SHORT EXERCISE
Below are the records. List every line holding the word "также".

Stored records

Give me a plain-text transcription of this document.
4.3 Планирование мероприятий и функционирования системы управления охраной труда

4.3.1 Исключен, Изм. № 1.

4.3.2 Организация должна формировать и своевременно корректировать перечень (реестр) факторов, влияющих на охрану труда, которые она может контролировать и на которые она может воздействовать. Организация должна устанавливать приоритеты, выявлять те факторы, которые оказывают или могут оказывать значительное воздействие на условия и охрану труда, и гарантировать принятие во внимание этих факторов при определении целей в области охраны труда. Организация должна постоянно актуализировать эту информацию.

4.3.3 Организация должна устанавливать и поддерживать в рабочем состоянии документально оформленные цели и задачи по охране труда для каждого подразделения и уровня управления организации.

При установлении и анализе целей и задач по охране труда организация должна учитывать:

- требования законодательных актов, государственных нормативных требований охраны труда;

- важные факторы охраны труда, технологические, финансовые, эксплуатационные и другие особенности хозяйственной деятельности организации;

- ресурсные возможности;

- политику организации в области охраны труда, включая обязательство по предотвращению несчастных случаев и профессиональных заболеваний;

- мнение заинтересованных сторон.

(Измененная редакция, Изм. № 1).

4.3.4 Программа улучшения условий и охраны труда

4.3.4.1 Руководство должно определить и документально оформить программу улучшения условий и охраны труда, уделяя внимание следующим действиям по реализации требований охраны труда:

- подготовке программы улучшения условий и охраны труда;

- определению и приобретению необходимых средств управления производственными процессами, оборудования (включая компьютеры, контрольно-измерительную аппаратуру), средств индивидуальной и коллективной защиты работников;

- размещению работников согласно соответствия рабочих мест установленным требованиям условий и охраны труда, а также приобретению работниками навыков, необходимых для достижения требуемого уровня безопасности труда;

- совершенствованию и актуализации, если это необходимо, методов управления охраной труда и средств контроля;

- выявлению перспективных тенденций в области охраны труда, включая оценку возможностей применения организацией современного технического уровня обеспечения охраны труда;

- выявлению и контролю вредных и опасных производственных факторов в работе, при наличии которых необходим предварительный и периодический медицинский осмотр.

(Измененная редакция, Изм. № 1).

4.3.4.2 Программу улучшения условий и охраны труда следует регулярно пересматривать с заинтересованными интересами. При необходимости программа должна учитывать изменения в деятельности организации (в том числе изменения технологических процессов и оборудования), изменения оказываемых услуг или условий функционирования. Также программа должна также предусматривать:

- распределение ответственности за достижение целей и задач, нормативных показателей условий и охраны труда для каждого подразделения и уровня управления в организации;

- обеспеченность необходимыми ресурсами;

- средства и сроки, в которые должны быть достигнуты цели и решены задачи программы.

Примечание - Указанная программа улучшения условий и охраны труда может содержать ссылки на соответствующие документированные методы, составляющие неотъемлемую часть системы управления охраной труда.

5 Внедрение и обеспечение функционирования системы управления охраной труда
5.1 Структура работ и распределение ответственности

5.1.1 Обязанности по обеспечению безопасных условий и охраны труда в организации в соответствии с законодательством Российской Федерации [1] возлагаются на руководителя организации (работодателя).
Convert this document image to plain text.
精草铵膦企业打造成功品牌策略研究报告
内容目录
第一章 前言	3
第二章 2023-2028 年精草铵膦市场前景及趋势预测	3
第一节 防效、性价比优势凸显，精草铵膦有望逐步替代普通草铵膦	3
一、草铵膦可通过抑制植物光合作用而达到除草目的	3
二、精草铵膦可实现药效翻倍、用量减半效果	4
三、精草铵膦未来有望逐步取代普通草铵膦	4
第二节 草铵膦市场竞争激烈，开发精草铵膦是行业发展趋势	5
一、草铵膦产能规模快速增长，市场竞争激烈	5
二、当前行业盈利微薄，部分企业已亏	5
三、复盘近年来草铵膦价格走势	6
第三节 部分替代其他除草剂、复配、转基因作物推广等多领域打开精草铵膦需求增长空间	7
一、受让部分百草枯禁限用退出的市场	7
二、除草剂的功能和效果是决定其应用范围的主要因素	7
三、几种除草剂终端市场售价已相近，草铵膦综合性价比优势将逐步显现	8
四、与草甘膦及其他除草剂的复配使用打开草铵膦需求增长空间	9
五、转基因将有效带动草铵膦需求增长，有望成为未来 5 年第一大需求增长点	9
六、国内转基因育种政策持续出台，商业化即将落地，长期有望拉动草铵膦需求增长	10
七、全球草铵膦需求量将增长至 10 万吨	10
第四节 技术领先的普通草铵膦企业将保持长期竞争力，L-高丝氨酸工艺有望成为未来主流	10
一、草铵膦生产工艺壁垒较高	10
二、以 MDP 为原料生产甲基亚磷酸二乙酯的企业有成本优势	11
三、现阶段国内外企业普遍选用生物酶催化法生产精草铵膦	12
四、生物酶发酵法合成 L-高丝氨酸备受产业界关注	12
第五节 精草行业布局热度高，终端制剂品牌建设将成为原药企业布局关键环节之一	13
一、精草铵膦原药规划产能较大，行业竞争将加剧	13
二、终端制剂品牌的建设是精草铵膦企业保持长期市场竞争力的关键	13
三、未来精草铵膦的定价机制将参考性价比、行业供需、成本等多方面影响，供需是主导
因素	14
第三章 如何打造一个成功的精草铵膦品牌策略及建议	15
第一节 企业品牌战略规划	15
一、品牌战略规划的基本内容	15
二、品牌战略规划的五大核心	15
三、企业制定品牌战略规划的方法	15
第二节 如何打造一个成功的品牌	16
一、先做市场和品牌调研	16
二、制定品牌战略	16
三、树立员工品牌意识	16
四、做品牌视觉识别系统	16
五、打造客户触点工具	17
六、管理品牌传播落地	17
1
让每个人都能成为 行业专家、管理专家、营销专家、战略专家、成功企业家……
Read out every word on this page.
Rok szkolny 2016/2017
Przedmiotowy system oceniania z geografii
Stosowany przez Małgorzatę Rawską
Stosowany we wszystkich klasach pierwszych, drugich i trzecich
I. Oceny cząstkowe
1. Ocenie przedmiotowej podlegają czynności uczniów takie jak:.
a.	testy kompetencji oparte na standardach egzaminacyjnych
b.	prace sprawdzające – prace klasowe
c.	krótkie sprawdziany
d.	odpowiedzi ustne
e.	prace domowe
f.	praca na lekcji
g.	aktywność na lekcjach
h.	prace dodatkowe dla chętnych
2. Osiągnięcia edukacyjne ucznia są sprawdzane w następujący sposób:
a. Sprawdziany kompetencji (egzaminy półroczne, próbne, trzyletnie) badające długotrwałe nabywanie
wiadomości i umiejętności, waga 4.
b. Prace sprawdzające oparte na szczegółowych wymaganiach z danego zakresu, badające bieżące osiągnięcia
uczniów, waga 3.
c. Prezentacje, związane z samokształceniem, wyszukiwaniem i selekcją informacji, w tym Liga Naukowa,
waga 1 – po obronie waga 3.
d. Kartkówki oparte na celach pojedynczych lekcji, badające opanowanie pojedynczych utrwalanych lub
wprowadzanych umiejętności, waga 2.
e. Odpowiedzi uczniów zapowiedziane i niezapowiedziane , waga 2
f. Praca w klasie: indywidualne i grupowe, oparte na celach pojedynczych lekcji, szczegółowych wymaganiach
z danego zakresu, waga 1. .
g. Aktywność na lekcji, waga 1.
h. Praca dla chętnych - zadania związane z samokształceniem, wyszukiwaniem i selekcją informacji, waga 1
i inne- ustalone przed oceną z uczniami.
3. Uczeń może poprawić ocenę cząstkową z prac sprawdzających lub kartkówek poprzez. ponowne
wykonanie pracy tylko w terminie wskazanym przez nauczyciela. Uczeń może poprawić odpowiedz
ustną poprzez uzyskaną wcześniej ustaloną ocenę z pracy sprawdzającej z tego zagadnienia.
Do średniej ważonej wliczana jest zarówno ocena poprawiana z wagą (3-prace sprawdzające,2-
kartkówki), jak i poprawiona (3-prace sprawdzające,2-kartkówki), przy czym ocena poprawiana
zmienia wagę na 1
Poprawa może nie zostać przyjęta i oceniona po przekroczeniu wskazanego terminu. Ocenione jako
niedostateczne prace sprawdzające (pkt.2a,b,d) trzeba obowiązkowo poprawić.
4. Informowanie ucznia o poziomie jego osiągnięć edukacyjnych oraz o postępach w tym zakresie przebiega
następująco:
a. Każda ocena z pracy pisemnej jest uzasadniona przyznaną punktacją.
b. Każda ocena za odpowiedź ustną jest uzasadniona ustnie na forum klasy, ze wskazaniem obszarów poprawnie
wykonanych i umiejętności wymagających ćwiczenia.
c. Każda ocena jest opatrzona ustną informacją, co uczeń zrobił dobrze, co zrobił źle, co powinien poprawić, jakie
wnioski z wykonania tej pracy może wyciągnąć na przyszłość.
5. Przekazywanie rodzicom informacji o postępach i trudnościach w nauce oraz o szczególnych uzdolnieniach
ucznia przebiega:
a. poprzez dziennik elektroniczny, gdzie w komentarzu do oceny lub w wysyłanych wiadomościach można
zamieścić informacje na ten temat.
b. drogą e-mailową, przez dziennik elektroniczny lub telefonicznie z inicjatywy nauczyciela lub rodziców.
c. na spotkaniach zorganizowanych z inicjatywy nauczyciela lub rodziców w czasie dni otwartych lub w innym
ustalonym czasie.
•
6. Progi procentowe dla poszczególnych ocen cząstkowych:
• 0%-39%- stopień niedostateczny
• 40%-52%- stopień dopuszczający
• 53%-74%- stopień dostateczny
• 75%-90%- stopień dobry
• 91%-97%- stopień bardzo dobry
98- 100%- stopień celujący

WRITTEN SOLUTION
- размещению работников согласно соответствия рабочих мест установленным требованиям условий и охраны труда, а также приобретению работниками навыков, необходимых для достижения требуемого уровня безопасности труда;
4.3.4.2 Программу улучшения условий и охраны труда следует регулярно пересматривать с заинтересованными интересами. При необходимости программа должна учитывать изменения в деятельности организации (в том числе изменения технологических процессов и оборудования), изменения оказываемых услуг или условий функционирования. Также программа должна также предусматривать:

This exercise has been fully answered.